#### What you should do
Give the data again, word for word.

#### Excerpted records

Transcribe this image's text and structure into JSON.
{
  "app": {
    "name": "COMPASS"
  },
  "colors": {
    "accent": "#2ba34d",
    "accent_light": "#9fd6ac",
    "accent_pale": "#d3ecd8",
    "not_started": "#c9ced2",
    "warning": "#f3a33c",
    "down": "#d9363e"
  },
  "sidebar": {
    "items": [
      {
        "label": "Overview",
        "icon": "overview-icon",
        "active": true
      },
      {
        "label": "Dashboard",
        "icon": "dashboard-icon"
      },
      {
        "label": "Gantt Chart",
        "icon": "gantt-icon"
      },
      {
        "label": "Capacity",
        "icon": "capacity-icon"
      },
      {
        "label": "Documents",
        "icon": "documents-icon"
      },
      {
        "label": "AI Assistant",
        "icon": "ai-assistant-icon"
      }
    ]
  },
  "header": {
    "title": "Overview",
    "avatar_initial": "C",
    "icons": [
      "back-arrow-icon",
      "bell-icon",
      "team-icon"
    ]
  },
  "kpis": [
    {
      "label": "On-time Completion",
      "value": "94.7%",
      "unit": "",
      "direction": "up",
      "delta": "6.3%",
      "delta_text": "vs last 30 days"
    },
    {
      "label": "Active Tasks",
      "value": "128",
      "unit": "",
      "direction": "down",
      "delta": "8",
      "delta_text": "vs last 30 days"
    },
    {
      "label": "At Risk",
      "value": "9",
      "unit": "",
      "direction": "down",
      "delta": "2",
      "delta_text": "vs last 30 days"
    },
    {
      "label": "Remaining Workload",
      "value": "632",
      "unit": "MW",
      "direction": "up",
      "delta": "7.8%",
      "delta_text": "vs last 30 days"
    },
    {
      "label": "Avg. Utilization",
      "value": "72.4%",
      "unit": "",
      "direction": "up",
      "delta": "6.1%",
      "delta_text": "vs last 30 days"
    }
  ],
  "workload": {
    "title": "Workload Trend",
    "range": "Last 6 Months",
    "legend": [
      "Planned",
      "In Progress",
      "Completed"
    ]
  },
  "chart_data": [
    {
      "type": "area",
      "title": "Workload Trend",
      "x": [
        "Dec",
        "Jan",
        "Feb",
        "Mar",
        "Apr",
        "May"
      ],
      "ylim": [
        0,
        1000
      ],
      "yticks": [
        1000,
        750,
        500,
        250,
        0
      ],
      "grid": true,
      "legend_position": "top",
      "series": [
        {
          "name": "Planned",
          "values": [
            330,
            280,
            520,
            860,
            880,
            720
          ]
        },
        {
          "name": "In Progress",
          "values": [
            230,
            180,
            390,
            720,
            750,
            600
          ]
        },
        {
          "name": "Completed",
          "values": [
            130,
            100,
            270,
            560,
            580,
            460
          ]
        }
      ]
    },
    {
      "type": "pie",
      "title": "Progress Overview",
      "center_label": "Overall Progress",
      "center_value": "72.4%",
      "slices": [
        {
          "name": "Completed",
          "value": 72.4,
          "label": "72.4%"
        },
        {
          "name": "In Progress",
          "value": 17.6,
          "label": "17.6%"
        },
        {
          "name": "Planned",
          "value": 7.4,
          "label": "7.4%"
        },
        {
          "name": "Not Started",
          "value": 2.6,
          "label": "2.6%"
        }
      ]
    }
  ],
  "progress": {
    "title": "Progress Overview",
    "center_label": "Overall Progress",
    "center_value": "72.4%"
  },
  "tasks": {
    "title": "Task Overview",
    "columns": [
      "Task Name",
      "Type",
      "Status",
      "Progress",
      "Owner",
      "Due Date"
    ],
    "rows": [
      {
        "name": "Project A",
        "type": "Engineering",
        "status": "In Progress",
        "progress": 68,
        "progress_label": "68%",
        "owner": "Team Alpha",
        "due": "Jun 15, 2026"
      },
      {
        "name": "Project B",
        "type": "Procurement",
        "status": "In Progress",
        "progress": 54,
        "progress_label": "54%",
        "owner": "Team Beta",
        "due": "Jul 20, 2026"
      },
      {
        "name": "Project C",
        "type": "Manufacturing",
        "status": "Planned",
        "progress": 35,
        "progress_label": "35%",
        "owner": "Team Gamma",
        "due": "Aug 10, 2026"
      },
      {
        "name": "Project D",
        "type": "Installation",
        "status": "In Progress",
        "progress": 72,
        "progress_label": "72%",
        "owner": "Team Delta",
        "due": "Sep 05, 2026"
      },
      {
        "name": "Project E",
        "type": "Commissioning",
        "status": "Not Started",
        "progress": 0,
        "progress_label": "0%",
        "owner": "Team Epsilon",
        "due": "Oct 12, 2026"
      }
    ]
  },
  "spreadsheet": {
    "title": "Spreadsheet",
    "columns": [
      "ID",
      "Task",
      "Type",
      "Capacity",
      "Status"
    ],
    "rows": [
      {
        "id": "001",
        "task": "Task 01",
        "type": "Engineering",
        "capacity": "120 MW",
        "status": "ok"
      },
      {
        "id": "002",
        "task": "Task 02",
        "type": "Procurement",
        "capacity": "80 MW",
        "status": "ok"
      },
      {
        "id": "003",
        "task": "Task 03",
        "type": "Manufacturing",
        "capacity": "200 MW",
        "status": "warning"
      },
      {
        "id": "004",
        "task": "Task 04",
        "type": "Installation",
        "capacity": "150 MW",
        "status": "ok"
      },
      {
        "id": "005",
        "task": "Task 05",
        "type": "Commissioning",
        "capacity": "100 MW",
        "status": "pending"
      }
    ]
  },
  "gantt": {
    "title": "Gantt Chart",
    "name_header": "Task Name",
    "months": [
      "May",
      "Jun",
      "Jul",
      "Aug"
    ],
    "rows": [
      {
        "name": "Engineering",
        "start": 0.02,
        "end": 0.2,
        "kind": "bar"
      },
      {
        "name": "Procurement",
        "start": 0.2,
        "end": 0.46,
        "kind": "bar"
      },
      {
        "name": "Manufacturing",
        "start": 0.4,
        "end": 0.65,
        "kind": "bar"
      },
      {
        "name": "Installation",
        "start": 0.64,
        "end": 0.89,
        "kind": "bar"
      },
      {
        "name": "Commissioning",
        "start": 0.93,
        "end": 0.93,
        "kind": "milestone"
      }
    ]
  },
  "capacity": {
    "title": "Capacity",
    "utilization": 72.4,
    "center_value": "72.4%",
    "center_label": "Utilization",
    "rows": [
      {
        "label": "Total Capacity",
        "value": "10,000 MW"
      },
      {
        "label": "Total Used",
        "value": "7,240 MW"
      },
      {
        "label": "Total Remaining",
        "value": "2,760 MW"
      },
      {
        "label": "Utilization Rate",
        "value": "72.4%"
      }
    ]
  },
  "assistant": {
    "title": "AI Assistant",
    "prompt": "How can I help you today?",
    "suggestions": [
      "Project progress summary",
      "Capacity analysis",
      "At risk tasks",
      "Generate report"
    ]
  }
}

#### Correct answer
Transcribe this image's text and structure into JSON.
{
  "app": {
    "name": "COMPASS"
  },
  "colors": {
    "accent": "#2ba34d",
    "accent_light": "#9fd6ac",
    "accent_pale": "#d3ecd8",
    "not_started": "#c9ced2",
    "warning": "#f3a33c",
    "down": "#d9363e"
  },
  "sidebar": {
    "items": [
      {
        "label": "Overview",
        "icon": "overview-icon",
        "active": true
      },
      {
        "label": "Dashboard",
        "icon": "dashboard-icon"
      },
      {
        "label": "Gantt Chart",
        "icon": "gantt-icon"
      },
      {
        "label": "Capacity",
        "icon": "capacity-icon"
      },
      {
        "label": "Documents",
        "icon": "documents-icon"
      },
      {
        "label": "AI Assistant",
        "icon": "ai-assistant-icon"
      }
    ]
  },
  "header": {
    "title": "Overview",
    "avatar_initial": "C",
    "icons": [
      "back-arrow-icon",
      "bell-icon",
      "team-icon"
    ]
  },
  "kpis": [
    {
      "label": "On-time Completion",
      "value": "94.7%",
      "unit": "",
      "direction": "up",
      "delta": "6.3%",
      "delta_text": "vs last 30 days"
    },
    {
      "label": "Active Tasks",
      "value": "128",
      "unit": "",
      "direction": "down",
      "delta": "8",
      "delta_text": "vs last 30 days"
    },
    {
      "label": "At Risk",
      "value": "9",
      "unit": "",
      "direction": "down",
      "delta": "2",
      "delta_text": "vs last 30 days"
    },
    {
      "label": "Remaining Workload",
      "value": "632",
      "unit": "MW",
      "direction": "up",
      "delta": "7.8%",
      "delta_text": "vs last 30 days"
    },
    {
      "label": "Avg. Utilization",
      "value": "72.4%",
      "unit": "",
      "direction": "up",
      "delta": "6.1%",
      "delta_text": "vs last 30 days"
    }
  ],
  "workload": {
    "title": "Workload Trend",
    "range": "Last 6 Months",
    "legend": [
      "Planned",
      "In Progress",
      "Completed"
    ]
  },
  "chart_data": [
    {
      "type": "area",
      "title": "Workload Trend",
      "x": [
        "Dec",
        "Jan",
        "Feb",
        "Mar",
        "Apr",
        "May"
      ],
      "ylim": [
        0,
        1000
      ],
      "yticks": [
        1000,
        750,
        500,
        250,
        0
      ],
      "grid": true,
      "legend_position": "top",
      "series": [
        {
          "name": "Planned",
          "values": [
            330,
            280,
            520,
            860,
            880,
            720
          ]
        },
        {
          "name": "In Progress",
          "values": [
            230,
            180,
            390,
            720,
            750,
            600
          ]
        },
        {
          "name": "Completed",
          "values": [
            130,
            100,
            270,
            560,
            580,
            460
          ]
        }
      ]
    },
    {
      "type": "pie",
      "title": "Progress Overview",
      "center_label": "Overall Progress",
      "center_value": "72.4%",
      "slices": [
        {
          "name": "Completed",
          "value": 72.4,
          "label": "72.4%"
        },
        {
          "name": "In Progress",
          "value": 17.6,
          "label": "17.6%"
        },
        {
          "name": "Planned",
          "value": 7.4,
          "label": "7.4%"
        },
        {
          "name": "Not Started",
          "value": 2.6,
          "label": "2.6%"
        }
      ]
    }
  ],
  "progress": {
    "title": "Progress Overview",
    "center_label": "Overall Progress",
    "center_value": "72.4%"
  },
  "tasks": {
    "title": "Task Overview",
    "columns": [
      "Task Name",
      "Type",
      "Status",
      "Progress",
      "Owner",
      "Due Date"
    ],
    "rows": [
      {
        "name": "Project A",
        "type": "Engineering",
        "status": "In Progress",
        "progress": 68,
        "progress_label": "68%",
        "owner": "Team Alpha",
        "due": "Jun 15, 2026"
      },
      {
        "name": "Project B",
        "type": "Procurement",
        "status": "In Progress",
        "progress": 54,
        "progress_label": "54%",
        "owner": "Team Beta",
        "due": "Jul 20, 2026"
      },
      {
        "name": "Project C",
        "type": "Manufacturing",
        "status": "Planned",
        "progress": 35,
        "progress_label": "35%",
        "owner": "Team Gamma",
        "due": "Aug 10, 2026"
      },
      {
        "name": "Project D",
        "type": "Installation",
        "status": "In Progress",
        "progress": 72,
        "progress_label": "72%",
        "owner": "Team Delta",
        "due": "Sep 05, 2026"
      },
      {
        "name": "Project E",
        "type": "Commissioning",
        "status": "Not Started",
        "progress": 0,
        "progress_label": "0%",
        "owner": "Team Epsilon",
        "due": "Oct 12, 2026"
      }
    ]
  },
  "spreadsheet": {
    "title": "Spreadsheet",
    "columns": [
      "ID",
      "Task",
      "Type",
      "Capacity",
      "Status"
    ],
    "rows": [
      {
        "id": "001",
        "task": "Task 01",
        "type": "Engineering",
        "capacity": "120 MW",
        "status": "ok"
      },
      {
        "id": "002",
        "task": "Task 02",
        "type": "Procurement",
        "capacity": "80 MW",
        "status": "ok"
      },
      {
        "id": "003",
        "task": "Task 03",
        "type": "Manufacturing",
        "capacity": "200 MW",
        "status": "warning"
      },
      {
        "id": "004",
        "task": "Task 04",
        "type": "Installation",
        "capacity": "150 MW",
        "status": "ok"
      },
      {
        "id": "005",
        "task": "Task 05",
        "type": "Commissioning",
        "capacity": "100 MW",
        "status": "pending"
      }
    ]
  },
  "gantt": {
    "title": "Gantt Chart",
    "name_header": "Task Name",
    "months": [
      "May",
      "Jun",
      "Jul",
      "Aug"
    ],
    "rows": [
      {
        "name": "Engineering",
        "start": 0.02,
        "end": 0.2,
        "kind": "bar"
      },
      {
        "name": "Procurement",
        "start": 0.2,
        "end": 0.46,
        "kind": "bar"
      },
      {
        "name": "Manufacturing",
        "start": 0.4,
        "end": 0.65,
        "kind": "bar"
      },
      {
        "name": "Installation",
        "start": 0.64,
        "end": 0.89,
        "kind": "bar"
      },
      {
        "name": "Commissioning",
        "start": 0.93,
        "end": 0.93,
        "kind": "milestone"
      }
    ]
  },
  "capacity": {
    "title": "Capacity",
    "utilization": 72.4,
    "center_value": "72.4%",
    "center_label": "Utilization",
    "rows": [
      {
        "label": "Total Capacity",
        "value": "10,000 MW"
      },
      {
        "label": "Total Used",
        "value": "7,240 MW"
      },
      {
        "label": "Total Remaining",
        "value": "2,760 MW"
      },
      {
        "label": "Utilization Rate",
        "value": "72.4%"
      }
    ]
  },
  "assistant": {
    "title": "AI Assistant",
    "prompt": "How can I help you today?",
    "suggestions": [
      "Project progress summary",
      "Capacity analysis",
      "At risk tasks",
      "Generate report"
    ]
  }
}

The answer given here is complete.